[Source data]
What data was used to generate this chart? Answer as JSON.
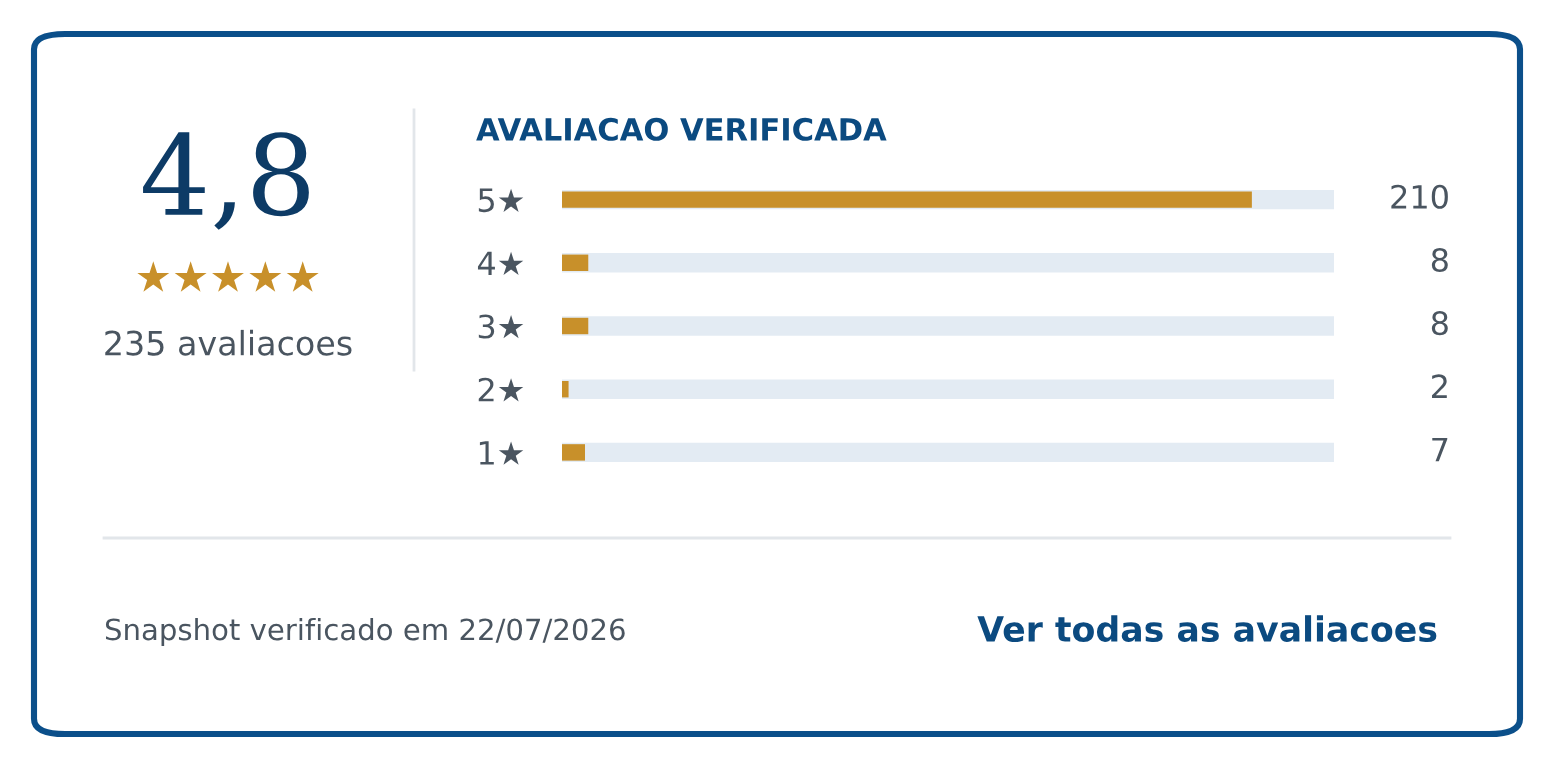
{
  "chart_data": {
    "type": "bar",
    "orientation": "horizontal",
    "title": "AVALIACAO VERIFICADA",
    "categories": [
      "5★",
      "4★",
      "3★",
      "2★",
      "1★"
    ],
    "values": [
      210,
      8,
      8,
      2,
      7
    ],
    "color": "#c8902a",
    "xlim": [
      0,
      235
    ],
    "tick_labels": "y",
    "data_labels": true,
    "grid": false,
    "legend": false,
    "annotations": [
      "4,8",
      "★★★★★",
      "235 avaliacoes",
      "Snapshot verificado em 22/07/2026",
      "Ver todas as avaliacoes"
    ]
  }
}
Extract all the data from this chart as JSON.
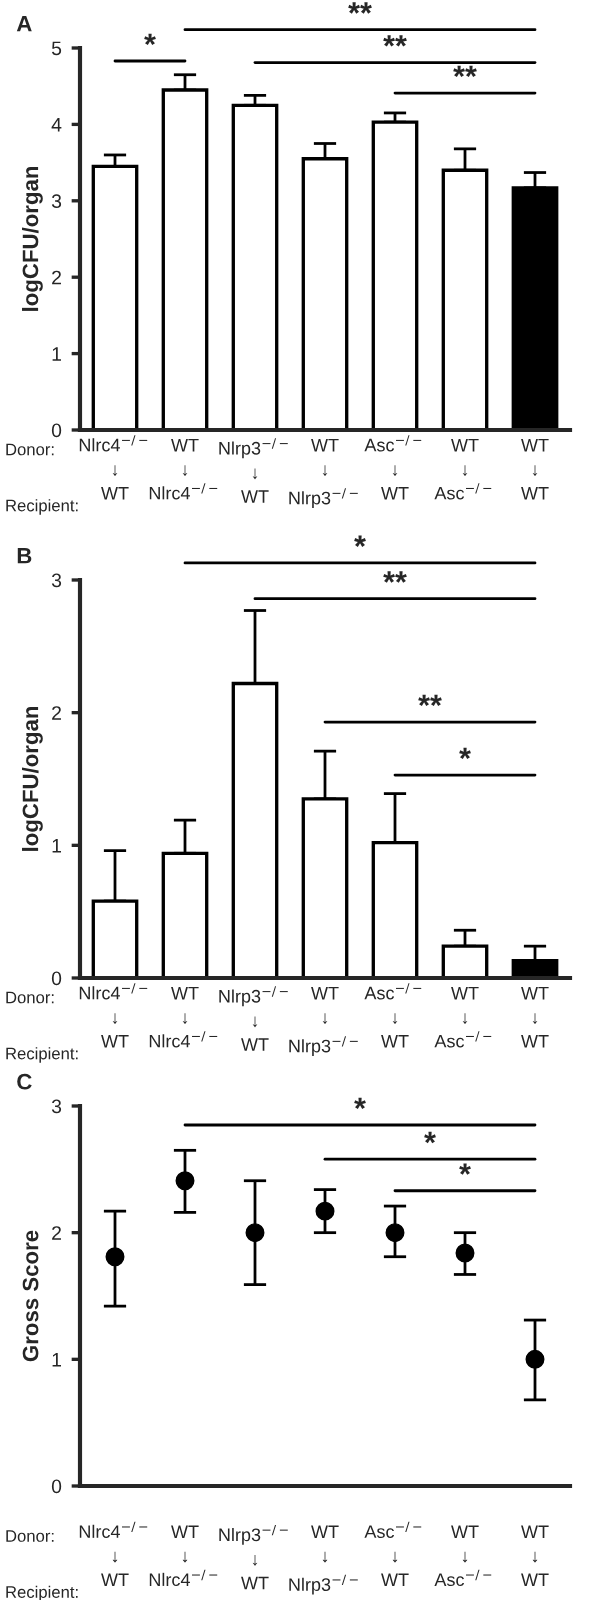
{
  "chart_data": [
    {
      "type": "bar",
      "title": "A",
      "ylabel": "logCFU/organ",
      "categories": [
        "Nlrc4$^{−/−}$\n↓\nWT",
        "WT\n↓\nNlrc4$^{−/−}$",
        "Nlrp3$^{−/−}$\n↓\nWT",
        "WT\n↓\nNlrp3$^{−/−}$",
        "Asc$^{−/−}$\n↓\nWT",
        "WT\n↓\nAsc$^{−/−}$",
        "WT\n↓\nWT"
      ],
      "values": [
        3.45,
        4.45,
        4.25,
        3.55,
        4.03,
        3.4,
        3.17
      ],
      "colors": [
        "#ffffff",
        "#ffffff",
        "#ffffff",
        "#ffffff",
        "#ffffff",
        "#ffffff",
        "#000000"
      ],
      "errors": [
        [
          3.45,
          3.6
        ],
        [
          4.45,
          4.65
        ],
        [
          4.25,
          4.38
        ],
        [
          3.55,
          3.75
        ],
        [
          4.03,
          4.15
        ],
        [
          3.4,
          3.68
        ],
        [
          3.17,
          3.37
        ]
      ],
      "ylim": [
        0,
        5
      ],
      "yticks": [
        0,
        1,
        2,
        3,
        4,
        5
      ],
      "grid": false,
      "legend": false,
      "annotations": [
        "Donor:",
        "Recipient:",
        "*",
        "**",
        "**",
        "**"
      ]
    },
    {
      "type": "bar",
      "title": "B",
      "ylabel": "logCFU/organ",
      "categories": [
        "Nlrc4$^{−/−}$\n↓\nWT",
        "WT\n↓\nNlrc4$^{−/−}$",
        "Nlrp3$^{−/−}$\n↓\nWT",
        "WT\n↓\nNlrp3$^{−/−}$",
        "Asc$^{−/−}$\n↓\nWT",
        "WT\n↓\nAsc$^{−/−}$",
        "WT\n↓\nWT"
      ],
      "values": [
        0.58,
        0.94,
        2.22,
        1.35,
        1.02,
        0.24,
        0.13
      ],
      "colors": [
        "#ffffff",
        "#ffffff",
        "#ffffff",
        "#ffffff",
        "#ffffff",
        "#ffffff",
        "#000000"
      ],
      "errors": [
        [
          0.58,
          0.96
        ],
        [
          0.94,
          1.19
        ],
        [
          2.22,
          2.77
        ],
        [
          1.35,
          1.71
        ],
        [
          1.02,
          1.39
        ],
        [
          0.24,
          0.36
        ],
        [
          0.13,
          0.24
        ]
      ],
      "ylim": [
        0,
        3
      ],
      "yticks": [
        0,
        1,
        2,
        3
      ],
      "grid": false,
      "legend": false,
      "annotations": [
        "Donor:",
        "Recipient:",
        "*",
        "**",
        "**",
        "*"
      ]
    },
    {
      "type": "scatter",
      "title": "C",
      "ylabel": "Gross Score",
      "categories": [
        "Nlrc4$^{−/−}$\n↓\nWT",
        "WT\n↓\nNlrc4$^{−/−}$",
        "Nlrp3$^{−/−}$\n↓\nWT",
        "WT\n↓\nNlrp3$^{−/−}$",
        "Asc$^{−/−}$\n↓\nWT",
        "WT\n↓\nAsc$^{−/−}$",
        "WT\n↓\nWT"
      ],
      "values": [
        1.81,
        2.41,
        2.0,
        2.17,
        2.0,
        1.84,
        1.0
      ],
      "color": "#000000",
      "marker": "circle",
      "errors": [
        [
          1.42,
          2.17
        ],
        [
          2.16,
          2.65
        ],
        [
          1.59,
          2.41
        ],
        [
          2.0,
          2.34
        ],
        [
          1.81,
          2.21
        ],
        [
          1.67,
          2.0
        ],
        [
          0.68,
          1.31
        ]
      ],
      "ylim": [
        0,
        3
      ],
      "yticks": [
        0,
        1,
        2,
        3
      ],
      "grid": false,
      "legend": false,
      "annotations": [
        "Donor:",
        "Recipient:",
        "*",
        "*",
        "*"
      ]
    }
  ]
}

- [Problem requirements]:
Search the preceding listing for "type" and extract every line where it is found.

- [Exercise result]:
    "type": "bar",
      "type": "bar",
      "type": "bar",
      "type": "scatter",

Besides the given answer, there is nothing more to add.